Report the count of lines containing the word "bold" in the entries below, and nothing more.

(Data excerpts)
[start]
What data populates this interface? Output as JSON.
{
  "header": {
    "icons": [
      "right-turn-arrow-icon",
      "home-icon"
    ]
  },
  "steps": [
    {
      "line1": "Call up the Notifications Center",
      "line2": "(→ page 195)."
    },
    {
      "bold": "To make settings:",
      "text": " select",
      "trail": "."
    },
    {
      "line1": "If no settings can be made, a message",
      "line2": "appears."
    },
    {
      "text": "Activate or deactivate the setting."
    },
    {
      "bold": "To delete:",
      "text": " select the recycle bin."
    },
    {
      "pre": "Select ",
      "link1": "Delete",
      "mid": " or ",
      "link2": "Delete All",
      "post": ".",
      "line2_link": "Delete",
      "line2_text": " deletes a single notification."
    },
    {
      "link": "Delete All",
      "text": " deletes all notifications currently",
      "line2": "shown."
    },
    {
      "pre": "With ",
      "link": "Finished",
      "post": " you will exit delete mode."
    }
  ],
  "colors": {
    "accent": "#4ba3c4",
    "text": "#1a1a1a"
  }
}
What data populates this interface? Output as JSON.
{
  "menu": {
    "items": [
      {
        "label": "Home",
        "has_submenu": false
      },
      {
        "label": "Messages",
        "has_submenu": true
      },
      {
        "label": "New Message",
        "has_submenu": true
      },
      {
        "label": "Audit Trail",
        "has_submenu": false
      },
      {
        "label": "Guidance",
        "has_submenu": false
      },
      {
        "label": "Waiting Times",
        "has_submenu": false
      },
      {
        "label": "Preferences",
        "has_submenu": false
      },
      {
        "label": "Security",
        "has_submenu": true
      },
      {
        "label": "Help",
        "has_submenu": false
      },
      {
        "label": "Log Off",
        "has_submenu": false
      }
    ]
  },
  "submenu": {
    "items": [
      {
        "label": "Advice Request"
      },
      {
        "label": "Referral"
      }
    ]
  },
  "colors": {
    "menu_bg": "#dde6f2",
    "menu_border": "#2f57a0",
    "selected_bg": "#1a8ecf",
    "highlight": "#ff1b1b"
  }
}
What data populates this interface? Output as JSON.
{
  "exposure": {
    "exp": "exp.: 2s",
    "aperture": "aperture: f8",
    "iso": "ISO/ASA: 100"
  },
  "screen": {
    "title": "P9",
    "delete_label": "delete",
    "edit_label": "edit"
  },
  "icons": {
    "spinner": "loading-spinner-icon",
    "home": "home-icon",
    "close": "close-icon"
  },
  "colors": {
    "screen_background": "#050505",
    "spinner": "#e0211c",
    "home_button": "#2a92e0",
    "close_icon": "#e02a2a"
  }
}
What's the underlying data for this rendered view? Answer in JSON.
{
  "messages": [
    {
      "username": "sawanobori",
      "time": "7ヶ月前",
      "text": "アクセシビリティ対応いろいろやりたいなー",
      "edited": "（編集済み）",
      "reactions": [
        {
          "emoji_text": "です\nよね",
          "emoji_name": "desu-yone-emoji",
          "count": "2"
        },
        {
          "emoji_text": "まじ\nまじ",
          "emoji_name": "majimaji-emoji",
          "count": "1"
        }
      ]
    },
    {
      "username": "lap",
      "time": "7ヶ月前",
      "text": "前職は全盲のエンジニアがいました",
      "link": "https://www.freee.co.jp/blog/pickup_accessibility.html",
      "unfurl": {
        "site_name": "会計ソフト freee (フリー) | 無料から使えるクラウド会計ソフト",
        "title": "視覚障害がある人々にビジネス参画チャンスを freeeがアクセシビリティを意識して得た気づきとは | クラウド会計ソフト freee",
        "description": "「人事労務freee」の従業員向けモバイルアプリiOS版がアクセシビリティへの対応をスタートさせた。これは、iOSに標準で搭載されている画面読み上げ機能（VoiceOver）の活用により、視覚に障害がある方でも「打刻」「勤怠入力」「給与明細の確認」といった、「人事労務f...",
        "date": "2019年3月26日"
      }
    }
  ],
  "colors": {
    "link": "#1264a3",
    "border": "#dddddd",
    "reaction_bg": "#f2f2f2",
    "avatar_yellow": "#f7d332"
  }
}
[end]
## Task result:
2